TASK BRIEF: From the entries below, please gather each line containing the string "intenso".

■ ■ ■ ■ ■ ■ ■

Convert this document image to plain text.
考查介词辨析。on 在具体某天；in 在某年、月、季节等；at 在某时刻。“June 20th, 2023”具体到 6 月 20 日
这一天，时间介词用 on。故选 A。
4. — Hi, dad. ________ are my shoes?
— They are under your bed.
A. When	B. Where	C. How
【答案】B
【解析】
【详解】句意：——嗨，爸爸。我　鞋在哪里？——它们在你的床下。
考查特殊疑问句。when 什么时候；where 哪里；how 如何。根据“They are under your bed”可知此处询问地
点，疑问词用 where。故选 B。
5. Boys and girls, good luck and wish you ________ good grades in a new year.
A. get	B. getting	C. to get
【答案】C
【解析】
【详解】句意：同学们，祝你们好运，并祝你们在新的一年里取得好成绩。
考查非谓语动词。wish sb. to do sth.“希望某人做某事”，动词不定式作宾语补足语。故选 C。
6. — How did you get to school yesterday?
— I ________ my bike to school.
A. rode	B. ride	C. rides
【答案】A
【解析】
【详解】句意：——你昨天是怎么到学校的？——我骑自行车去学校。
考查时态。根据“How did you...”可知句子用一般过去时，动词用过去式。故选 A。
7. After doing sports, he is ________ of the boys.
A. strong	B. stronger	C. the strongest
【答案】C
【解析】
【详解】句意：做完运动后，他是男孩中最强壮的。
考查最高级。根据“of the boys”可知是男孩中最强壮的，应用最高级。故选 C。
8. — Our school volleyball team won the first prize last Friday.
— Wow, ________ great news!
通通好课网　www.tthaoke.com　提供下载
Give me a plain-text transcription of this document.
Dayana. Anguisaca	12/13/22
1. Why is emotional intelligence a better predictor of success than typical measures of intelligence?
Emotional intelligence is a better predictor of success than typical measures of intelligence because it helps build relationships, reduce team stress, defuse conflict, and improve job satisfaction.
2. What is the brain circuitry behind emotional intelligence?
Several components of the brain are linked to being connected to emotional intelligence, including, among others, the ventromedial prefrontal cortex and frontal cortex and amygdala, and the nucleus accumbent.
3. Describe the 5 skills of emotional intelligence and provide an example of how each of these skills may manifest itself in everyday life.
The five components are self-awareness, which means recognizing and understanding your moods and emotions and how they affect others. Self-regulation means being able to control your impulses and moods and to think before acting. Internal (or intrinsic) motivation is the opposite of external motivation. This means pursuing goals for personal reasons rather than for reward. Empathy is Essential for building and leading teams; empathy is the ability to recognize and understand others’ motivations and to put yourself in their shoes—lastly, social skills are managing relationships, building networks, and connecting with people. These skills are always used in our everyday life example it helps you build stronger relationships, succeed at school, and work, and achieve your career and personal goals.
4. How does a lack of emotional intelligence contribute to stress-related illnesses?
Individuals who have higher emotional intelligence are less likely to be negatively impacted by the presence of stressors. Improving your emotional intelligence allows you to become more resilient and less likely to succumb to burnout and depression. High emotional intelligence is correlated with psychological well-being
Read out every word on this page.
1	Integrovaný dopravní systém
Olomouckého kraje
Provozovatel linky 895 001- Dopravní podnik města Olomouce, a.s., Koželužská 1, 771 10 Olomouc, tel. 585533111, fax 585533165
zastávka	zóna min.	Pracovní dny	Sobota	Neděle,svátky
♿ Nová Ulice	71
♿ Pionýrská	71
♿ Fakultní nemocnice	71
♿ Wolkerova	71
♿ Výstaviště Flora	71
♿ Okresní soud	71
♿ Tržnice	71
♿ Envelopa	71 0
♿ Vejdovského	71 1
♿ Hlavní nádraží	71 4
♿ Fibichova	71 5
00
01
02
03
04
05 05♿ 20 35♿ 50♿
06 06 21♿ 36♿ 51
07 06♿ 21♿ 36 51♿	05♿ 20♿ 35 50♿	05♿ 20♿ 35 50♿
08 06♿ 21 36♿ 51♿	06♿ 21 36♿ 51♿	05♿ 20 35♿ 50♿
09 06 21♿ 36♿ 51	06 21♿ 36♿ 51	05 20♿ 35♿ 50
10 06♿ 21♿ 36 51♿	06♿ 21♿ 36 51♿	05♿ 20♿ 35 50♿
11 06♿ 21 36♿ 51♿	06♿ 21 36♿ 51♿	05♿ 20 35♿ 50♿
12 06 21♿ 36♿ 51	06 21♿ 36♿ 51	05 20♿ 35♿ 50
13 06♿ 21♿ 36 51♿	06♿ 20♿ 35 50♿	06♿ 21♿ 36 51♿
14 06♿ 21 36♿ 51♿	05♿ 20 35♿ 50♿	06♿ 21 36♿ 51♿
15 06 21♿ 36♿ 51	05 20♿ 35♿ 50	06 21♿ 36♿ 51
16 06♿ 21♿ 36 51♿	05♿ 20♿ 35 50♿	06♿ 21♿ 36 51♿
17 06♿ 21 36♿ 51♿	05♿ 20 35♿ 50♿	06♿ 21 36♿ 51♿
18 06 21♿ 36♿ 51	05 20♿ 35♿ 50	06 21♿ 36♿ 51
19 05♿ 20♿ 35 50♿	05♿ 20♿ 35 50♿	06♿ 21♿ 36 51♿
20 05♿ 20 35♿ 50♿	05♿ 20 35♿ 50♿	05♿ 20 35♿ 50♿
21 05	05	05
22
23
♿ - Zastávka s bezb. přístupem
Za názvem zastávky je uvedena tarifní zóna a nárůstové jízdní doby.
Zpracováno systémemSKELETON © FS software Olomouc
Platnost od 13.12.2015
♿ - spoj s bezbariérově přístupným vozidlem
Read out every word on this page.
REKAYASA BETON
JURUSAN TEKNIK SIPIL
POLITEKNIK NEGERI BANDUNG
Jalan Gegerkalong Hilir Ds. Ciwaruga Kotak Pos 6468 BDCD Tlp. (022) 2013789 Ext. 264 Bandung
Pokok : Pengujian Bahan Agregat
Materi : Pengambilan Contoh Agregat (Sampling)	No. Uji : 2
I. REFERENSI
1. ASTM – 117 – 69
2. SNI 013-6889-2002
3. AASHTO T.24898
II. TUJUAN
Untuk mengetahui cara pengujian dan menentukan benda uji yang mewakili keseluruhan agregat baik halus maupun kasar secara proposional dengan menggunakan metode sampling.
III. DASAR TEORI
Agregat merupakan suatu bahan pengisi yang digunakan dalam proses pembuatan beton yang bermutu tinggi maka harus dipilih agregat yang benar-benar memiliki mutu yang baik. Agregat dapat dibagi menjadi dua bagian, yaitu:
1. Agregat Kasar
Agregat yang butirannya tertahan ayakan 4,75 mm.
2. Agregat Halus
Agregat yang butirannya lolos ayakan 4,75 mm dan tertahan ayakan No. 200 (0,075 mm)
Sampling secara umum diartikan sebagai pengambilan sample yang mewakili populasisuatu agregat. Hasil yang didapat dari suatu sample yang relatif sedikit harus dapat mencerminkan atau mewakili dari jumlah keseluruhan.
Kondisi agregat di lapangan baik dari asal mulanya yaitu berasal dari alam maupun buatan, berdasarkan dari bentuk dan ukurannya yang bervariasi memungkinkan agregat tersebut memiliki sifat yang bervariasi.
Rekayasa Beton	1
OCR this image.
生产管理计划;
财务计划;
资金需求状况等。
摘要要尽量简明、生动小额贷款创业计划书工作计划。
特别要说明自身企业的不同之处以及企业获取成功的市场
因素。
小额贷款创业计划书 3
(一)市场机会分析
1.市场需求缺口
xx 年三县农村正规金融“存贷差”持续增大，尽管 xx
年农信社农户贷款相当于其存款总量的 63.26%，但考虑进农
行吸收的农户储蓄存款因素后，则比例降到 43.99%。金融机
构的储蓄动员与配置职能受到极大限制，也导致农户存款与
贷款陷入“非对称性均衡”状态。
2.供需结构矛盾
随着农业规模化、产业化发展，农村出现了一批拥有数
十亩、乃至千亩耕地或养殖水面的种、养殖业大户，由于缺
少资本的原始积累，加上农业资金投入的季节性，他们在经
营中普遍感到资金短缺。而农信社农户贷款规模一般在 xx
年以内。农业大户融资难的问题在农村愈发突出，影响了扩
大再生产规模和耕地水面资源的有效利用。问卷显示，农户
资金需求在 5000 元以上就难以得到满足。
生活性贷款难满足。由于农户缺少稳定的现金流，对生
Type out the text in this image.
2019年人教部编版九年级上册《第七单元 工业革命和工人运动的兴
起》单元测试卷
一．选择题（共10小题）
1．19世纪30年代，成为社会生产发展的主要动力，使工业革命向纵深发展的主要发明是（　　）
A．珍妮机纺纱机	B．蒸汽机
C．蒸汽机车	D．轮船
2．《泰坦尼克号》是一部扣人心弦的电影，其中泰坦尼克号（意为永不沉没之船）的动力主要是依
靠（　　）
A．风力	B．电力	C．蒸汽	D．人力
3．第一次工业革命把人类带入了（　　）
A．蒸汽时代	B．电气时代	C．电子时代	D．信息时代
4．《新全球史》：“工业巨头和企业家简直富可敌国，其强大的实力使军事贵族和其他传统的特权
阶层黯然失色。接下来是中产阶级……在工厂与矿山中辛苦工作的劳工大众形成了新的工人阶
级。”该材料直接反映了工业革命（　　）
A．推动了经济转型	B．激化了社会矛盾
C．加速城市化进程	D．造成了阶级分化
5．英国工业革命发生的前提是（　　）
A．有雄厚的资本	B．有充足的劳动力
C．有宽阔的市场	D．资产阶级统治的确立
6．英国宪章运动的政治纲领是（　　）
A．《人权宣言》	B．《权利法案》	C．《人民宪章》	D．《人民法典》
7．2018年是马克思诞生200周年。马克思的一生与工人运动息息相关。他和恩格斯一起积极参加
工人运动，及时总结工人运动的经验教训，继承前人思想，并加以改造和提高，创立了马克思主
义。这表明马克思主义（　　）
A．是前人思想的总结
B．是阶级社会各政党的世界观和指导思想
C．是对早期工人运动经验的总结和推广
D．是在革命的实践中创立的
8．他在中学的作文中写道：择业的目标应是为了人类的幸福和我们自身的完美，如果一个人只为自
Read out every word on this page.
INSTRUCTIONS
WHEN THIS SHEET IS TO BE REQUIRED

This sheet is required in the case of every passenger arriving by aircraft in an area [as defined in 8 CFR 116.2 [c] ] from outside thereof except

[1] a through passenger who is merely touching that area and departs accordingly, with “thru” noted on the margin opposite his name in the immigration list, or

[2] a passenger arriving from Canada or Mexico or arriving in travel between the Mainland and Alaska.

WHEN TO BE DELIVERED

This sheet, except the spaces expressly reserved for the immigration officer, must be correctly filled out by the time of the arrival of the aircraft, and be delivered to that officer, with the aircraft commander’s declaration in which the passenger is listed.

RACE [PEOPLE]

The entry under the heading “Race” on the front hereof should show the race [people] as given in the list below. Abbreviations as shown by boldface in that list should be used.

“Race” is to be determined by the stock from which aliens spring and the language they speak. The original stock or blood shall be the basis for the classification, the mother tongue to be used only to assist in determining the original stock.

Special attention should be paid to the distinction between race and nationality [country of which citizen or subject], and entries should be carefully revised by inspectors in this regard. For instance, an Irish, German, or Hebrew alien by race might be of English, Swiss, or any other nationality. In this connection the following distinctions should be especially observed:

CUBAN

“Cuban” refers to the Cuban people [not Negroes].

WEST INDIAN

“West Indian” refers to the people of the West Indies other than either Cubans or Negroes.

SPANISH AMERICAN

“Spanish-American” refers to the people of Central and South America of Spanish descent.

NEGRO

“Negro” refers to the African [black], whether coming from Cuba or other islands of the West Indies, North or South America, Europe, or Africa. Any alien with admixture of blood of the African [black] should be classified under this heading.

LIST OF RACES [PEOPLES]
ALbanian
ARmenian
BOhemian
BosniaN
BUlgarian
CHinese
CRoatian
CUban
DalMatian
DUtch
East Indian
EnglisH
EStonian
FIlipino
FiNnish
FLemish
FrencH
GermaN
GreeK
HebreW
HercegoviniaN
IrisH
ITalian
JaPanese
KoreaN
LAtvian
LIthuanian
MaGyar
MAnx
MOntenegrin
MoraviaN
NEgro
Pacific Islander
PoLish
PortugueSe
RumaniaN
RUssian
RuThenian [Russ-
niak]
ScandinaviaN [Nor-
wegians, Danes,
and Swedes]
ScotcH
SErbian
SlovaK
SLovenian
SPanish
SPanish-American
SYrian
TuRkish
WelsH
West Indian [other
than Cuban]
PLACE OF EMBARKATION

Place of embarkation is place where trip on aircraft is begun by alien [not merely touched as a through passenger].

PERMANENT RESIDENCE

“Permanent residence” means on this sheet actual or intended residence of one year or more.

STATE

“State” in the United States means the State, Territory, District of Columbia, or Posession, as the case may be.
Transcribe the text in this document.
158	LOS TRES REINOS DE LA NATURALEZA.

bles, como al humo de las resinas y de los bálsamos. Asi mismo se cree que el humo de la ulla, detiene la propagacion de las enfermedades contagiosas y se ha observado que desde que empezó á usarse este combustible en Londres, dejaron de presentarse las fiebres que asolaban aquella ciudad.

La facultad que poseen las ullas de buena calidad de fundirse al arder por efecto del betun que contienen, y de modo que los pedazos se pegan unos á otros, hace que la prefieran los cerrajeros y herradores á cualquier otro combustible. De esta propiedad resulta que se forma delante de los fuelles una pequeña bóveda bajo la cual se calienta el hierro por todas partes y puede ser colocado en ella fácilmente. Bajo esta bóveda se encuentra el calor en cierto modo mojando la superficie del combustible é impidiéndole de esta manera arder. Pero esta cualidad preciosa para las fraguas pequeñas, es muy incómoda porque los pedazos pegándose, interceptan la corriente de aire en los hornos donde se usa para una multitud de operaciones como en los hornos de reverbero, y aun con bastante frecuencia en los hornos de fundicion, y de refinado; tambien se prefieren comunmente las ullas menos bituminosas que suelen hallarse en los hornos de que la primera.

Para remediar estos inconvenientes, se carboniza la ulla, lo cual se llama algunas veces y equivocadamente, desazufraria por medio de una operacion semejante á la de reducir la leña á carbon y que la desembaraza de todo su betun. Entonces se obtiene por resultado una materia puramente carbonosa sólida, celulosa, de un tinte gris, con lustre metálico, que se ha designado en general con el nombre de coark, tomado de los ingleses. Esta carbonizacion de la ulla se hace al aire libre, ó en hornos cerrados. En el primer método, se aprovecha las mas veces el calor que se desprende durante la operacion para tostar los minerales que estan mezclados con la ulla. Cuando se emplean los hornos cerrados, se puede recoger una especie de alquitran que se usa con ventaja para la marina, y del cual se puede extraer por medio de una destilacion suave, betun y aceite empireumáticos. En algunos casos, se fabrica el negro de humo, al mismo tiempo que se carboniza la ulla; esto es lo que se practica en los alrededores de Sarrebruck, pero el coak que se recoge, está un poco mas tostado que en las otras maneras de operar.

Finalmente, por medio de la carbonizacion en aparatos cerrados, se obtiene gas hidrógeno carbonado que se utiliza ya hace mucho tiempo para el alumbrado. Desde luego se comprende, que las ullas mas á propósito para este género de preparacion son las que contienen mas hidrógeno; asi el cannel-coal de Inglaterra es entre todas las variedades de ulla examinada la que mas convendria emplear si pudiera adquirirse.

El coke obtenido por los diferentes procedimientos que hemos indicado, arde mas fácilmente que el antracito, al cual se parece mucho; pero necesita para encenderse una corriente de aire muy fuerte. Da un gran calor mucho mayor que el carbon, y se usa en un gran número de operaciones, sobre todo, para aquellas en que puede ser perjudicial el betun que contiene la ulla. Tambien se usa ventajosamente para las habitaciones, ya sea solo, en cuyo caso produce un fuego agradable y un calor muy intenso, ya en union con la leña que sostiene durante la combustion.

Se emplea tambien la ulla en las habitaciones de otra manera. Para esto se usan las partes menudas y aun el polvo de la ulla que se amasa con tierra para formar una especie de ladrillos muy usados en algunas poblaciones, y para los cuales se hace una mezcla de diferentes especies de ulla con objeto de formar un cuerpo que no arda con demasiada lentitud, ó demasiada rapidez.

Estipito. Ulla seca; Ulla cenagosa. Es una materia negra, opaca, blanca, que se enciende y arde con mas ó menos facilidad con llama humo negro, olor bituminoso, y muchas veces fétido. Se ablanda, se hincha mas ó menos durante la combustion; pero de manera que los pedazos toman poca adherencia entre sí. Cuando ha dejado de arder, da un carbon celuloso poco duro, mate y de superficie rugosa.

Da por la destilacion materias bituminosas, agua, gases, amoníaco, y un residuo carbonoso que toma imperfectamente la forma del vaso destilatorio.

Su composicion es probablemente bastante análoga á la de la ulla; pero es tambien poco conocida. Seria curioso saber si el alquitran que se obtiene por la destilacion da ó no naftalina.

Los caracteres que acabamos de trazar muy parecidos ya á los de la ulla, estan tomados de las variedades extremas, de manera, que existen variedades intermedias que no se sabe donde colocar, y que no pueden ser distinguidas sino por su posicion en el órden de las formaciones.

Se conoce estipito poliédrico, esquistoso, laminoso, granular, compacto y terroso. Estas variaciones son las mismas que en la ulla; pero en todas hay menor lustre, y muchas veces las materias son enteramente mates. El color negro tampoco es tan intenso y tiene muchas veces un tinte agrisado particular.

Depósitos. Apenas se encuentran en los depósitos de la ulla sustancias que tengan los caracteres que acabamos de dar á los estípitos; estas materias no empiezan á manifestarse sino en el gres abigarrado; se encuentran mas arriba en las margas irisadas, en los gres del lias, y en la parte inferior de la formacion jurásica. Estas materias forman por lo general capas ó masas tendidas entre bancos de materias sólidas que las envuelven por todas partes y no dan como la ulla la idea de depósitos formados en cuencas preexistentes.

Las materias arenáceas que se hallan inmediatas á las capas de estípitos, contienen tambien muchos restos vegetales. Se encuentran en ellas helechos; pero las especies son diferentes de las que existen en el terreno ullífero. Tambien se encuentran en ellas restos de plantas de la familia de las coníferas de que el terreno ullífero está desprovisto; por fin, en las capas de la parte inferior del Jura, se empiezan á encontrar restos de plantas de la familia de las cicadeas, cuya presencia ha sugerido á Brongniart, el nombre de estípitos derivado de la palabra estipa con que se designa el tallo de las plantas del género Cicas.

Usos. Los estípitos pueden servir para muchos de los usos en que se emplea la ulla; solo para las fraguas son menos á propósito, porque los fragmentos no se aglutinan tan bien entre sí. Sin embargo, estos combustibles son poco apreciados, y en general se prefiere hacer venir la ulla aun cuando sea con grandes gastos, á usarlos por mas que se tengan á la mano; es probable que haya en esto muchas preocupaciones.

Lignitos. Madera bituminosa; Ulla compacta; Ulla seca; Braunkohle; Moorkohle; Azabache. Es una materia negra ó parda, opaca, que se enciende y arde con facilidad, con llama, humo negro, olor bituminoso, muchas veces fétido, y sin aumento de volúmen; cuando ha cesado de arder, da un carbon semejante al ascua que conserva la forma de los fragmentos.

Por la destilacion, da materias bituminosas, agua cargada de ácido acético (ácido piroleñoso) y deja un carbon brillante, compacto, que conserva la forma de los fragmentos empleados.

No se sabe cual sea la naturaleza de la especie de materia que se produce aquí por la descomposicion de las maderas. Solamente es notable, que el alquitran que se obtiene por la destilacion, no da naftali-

■ ■ ■ ■ ■ ■ ■

SOLUTION:
El coke obtenido por los diferentes procedimientos que hemos indicado, arde mas fácilmente que el antracito, al cual se parece mucho; pero necesita para encenderse una corriente de aire muy fuerte. Da un gran calor mucho mayor que el carbon, y se usa en un gran número de operaciones, sobre todo, para aquellas en que puede ser perjudicial el betun que contiene la ulla. Tambien se usa ventajosamente para las habitaciones, ya sea solo, en cuyo caso produce un fuego agradable y un calor muy intenso, ya en union con la leña que sostiene durante la combustion.
Se conoce estipito poliédrico, esquistoso, laminoso, granular, compacto y terroso. Estas variaciones son las mismas que en la ulla; pero en todas hay menor lustre, y muchas veces las materias son enteramente mates. El color negro tampoco es tan intenso y tiene muchas veces un tinte agrisado particular.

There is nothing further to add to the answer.